Task instructions:
Take the data below and repeat it exactly.

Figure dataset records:

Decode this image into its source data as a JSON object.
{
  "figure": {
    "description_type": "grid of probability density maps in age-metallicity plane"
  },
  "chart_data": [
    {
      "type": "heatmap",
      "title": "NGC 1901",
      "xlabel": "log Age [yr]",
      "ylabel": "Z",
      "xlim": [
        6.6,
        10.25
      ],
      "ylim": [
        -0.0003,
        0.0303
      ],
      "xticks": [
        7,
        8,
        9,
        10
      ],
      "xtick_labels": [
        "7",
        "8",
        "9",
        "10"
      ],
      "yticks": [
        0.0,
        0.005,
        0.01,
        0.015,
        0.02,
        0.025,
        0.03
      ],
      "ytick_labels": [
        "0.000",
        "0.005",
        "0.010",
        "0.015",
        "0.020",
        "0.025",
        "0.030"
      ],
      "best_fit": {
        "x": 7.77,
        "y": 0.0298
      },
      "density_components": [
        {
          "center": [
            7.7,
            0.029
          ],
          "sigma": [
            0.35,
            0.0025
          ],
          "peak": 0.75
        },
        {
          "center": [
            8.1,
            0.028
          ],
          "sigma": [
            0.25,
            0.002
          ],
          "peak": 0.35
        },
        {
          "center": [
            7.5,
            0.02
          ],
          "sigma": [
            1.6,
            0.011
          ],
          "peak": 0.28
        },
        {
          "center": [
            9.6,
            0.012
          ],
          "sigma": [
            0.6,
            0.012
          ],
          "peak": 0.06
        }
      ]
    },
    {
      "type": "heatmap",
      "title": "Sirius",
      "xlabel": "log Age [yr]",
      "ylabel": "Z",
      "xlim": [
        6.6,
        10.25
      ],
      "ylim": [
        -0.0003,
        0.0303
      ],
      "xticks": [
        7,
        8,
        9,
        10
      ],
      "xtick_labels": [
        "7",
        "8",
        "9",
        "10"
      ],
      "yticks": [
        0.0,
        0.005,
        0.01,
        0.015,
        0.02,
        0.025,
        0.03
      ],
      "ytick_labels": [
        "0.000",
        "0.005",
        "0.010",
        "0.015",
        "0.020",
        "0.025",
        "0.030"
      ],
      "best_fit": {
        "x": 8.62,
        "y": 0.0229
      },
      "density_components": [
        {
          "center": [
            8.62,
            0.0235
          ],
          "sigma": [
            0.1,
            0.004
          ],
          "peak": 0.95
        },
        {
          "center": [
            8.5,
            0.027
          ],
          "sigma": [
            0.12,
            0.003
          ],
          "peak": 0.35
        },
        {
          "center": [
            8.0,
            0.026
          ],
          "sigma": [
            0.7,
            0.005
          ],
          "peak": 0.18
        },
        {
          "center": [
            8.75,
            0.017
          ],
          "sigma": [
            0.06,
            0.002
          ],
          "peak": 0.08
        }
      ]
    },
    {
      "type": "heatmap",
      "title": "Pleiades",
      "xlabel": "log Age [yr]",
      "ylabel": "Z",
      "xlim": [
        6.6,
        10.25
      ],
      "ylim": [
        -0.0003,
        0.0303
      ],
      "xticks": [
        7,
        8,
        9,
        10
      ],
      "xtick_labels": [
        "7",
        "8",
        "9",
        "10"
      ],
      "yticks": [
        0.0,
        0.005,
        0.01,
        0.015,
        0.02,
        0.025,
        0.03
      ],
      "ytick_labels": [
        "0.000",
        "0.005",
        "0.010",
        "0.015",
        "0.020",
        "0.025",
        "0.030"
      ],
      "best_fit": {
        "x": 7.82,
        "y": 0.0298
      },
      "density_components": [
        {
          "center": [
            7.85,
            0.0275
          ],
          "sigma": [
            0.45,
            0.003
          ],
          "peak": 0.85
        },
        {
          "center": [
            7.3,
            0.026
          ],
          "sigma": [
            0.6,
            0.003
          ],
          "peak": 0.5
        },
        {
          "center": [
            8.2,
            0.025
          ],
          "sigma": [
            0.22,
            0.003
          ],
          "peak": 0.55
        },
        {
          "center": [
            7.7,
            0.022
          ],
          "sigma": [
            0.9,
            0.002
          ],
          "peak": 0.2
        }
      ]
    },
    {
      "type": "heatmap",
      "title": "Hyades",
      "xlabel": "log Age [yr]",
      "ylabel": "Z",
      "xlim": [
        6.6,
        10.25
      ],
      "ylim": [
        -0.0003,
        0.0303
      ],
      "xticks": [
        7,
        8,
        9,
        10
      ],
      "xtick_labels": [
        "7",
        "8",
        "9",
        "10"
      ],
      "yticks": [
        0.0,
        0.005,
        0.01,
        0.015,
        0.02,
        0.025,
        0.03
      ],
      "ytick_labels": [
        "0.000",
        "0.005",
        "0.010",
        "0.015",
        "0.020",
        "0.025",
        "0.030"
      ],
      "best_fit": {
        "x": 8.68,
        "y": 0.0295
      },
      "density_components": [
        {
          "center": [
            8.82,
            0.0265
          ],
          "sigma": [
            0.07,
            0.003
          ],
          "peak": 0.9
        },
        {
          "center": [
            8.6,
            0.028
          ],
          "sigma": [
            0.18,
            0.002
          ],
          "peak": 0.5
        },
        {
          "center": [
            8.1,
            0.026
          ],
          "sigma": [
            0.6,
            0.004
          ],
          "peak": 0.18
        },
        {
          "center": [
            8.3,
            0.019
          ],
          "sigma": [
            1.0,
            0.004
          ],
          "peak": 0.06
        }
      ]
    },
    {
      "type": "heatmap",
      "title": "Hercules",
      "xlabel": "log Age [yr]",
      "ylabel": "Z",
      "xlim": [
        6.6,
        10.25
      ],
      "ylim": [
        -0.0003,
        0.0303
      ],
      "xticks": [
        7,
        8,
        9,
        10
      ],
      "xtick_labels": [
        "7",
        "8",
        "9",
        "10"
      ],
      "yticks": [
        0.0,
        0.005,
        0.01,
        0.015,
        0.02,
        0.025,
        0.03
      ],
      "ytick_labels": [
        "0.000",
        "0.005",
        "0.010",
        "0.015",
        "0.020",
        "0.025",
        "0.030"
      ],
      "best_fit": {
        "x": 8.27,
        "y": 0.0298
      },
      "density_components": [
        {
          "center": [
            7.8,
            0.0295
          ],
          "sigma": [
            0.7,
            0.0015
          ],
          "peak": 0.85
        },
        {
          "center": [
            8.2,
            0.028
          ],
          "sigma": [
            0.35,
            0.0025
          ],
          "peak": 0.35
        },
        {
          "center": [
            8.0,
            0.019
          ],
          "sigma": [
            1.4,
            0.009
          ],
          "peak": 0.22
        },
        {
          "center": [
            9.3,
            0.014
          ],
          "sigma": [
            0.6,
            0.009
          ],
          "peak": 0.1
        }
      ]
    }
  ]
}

Written response:
Decode this image into its source data as a JSON object.
{
  "figure": {
    "description_type": "grid of probability density maps in age-metallicity plane"
  },
  "chart_data": [
    {
      "type": "heatmap",
      "title": "NGC 1901",
      "xlabel": "log Age [yr]",
      "ylabel": "Z",
      "xlim": [
        6.6,
        10.25
      ],
      "ylim": [
        -0.0003,
        0.0303
      ],
      "xticks": [
        7,
        8,
        9,
        10
      ],
      "xtick_labels": [
        "7",
        "8",
        "9",
        "10"
      ],
      "yticks": [
        0.0,
        0.005,
        0.01,
        0.015,
        0.02,
        0.025,
        0.03
      ],
      "ytick_labels": [
        "0.000",
        "0.005",
        "0.010",
        "0.015",
        "0.020",
        "0.025",
        "0.030"
      ],
      "best_fit": {
        "x": 7.77,
        "y": 0.0298
      },
      "density_components": [
        {
          "center": [
            7.7,
            0.029
          ],
          "sigma": [
            0.35,
            0.0025
          ],
          "peak": 0.75
        },
        {
          "center": [
            8.1,
            0.028
          ],
          "sigma": [
            0.25,
            0.002
          ],
          "peak": 0.35
        },
        {
          "center": [
            7.5,
            0.02
          ],
          "sigma": [
            1.6,
            0.011
          ],
          "peak": 0.28
        },
        {
          "center": [
            9.6,
            0.012
          ],
          "sigma": [
            0.6,
            0.012
          ],
          "peak": 0.06
        }
      ]
    },
    {
      "type": "heatmap",
      "title": "Sirius",
      "xlabel": "log Age [yr]",
      "ylabel": "Z",
      "xlim": [
        6.6,
        10.25
      ],
      "ylim": [
        -0.0003,
        0.0303
      ],
      "xticks": [
        7,
        8,
        9,
        10
      ],
      "xtick_labels": [
        "7",
        "8",
        "9",
        "10"
      ],
      "yticks": [
        0.0,
        0.005,
        0.01,
        0.015,
        0.02,
        0.025,
        0.03
      ],
      "ytick_labels": [
        "0.000",
        "0.005",
        "0.010",
        "0.015",
        "0.020",
        "0.025",
        "0.030"
      ],
      "best_fit": {
        "x": 8.62,
        "y": 0.0229
      },
      "density_components": [
        {
          "center": [
            8.62,
            0.0235
          ],
          "sigma": [
            0.1,
            0.004
          ],
          "peak": 0.95
        },
        {
          "center": [
            8.5,
            0.027
          ],
          "sigma": [
            0.12,
            0.003
          ],
          "peak": 0.35
        },
        {
          "center": [
            8.0,
            0.026
          ],
          "sigma": [
            0.7,
            0.005
          ],
          "peak": 0.18
        },
        {
          "center": [
            8.75,
            0.017
          ],
          "sigma": [
            0.06,
            0.002
          ],
          "peak": 0.08
        }
      ]
    },
    {
      "type": "heatmap",
      "title": "Pleiades",
      "xlabel": "log Age [yr]",
      "ylabel": "Z",
      "xlim": [
        6.6,
        10.25
      ],
      "ylim": [
        -0.0003,
        0.0303
      ],
      "xticks": [
        7,
        8,
        9,
        10
      ],
      "xtick_labels": [
        "7",
        "8",
        "9",
        "10"
      ],
      "yticks": [
        0.0,
        0.005,
        0.01,
        0.015,
        0.02,
        0.025,
        0.03
      ],
      "ytick_labels": [
        "0.000",
        "0.005",
        "0.010",
        "0.015",
        "0.020",
        "0.025",
        "0.030"
      ],
      "best_fit": {
        "x": 7.82,
        "y": 0.0298
      },
      "density_components": [
        {
          "center": [
            7.85,
            0.0275
          ],
          "sigma": [
            0.45,
            0.003
          ],
          "peak": 0.85
        },
        {
          "center": [
            7.3,
            0.026
          ],
          "sigma": [
            0.6,
            0.003
          ],
          "peak": 0.5
        },
        {
          "center": [
            8.2,
            0.025
          ],
          "sigma": [
            0.22,
            0.003
          ],
          "peak": 0.55
        },
        {
          "center": [
            7.7,
            0.022
          ],
          "sigma": [
            0.9,
            0.002
          ],
          "peak": 0.2
        }
      ]
    },
    {
      "type": "heatmap",
      "title": "Hyades",
      "xlabel": "log Age [yr]",
      "ylabel": "Z",
      "xlim": [
        6.6,
        10.25
      ],
      "ylim": [
        -0.0003,
        0.0303
      ],
      "xticks": [
        7,
        8,
        9,
        10
      ],
      "xtick_labels": [
        "7",
        "8",
        "9",
        "10"
      ],
      "yticks": [
        0.0,
        0.005,
        0.01,
        0.015,
        0.02,
        0.025,
        0.03
      ],
      "ytick_labels": [
        "0.000",
        "0.005",
        "0.010",
        "0.015",
        "0.020",
        "0.025",
        "0.030"
      ],
      "best_fit": {
        "x": 8.68,
        "y": 0.0295
      },
      "density_components": [
        {
          "center": [
            8.82,
            0.0265
          ],
          "sigma": [
            0.07,
            0.003
          ],
          "peak": 0.9
        },
        {
          "center": [
            8.6,
            0.028
          ],
          "sigma": [
            0.18,
            0.002
          ],
          "peak": 0.5
        },
        {
          "center": [
            8.1,
            0.026
          ],
          "sigma": [
            0.6,
            0.004
          ],
          "peak": 0.18
        },
        {
          "center": [
            8.3,
            0.019
          ],
          "sigma": [
            1.0,
            0.004
          ],
          "peak": 0.06
        }
      ]
    },
    {
      "type": "heatmap",
      "title": "Hercules",
      "xlabel": "log Age [yr]",
      "ylabel": "Z",
      "xlim": [
        6.6,
        10.25
      ],
      "ylim": [
        -0.0003,
        0.0303
      ],
      "xticks": [
        7,
        8,
        9,
        10
      ],
      "xtick_labels": [
        "7",
        "8",
        "9",
        "10"
      ],
      "yticks": [
        0.0,
        0.005,
        0.01,
        0.015,
        0.02,
        0.025,
        0.03
      ],
      "ytick_labels": [
        "0.000",
        "0.005",
        "0.010",
        "0.015",
        "0.020",
        "0.025",
        "0.030"
      ],
      "best_fit": {
        "x": 8.27,
        "y": 0.0298
      },
      "density_components": [
        {
          "center": [
            7.8,
            0.0295
          ],
          "sigma": [
            0.7,
            0.0015
          ],
          "peak": 0.85
        },
        {
          "center": [
            8.2,
            0.028
          ],
          "sigma": [
            0.35,
            0.0025
          ],
          "peak": 0.35
        },
        {
          "center": [
            8.0,
            0.019
          ],
          "sigma": [
            1.4,
            0.009
          ],
          "peak": 0.22
        },
        {
          "center": [
            9.3,
            0.014
          ],
          "sigma": [
            0.6,
            0.009
          ],
          "peak": 0.1
        }
      ]
    }
  ]
}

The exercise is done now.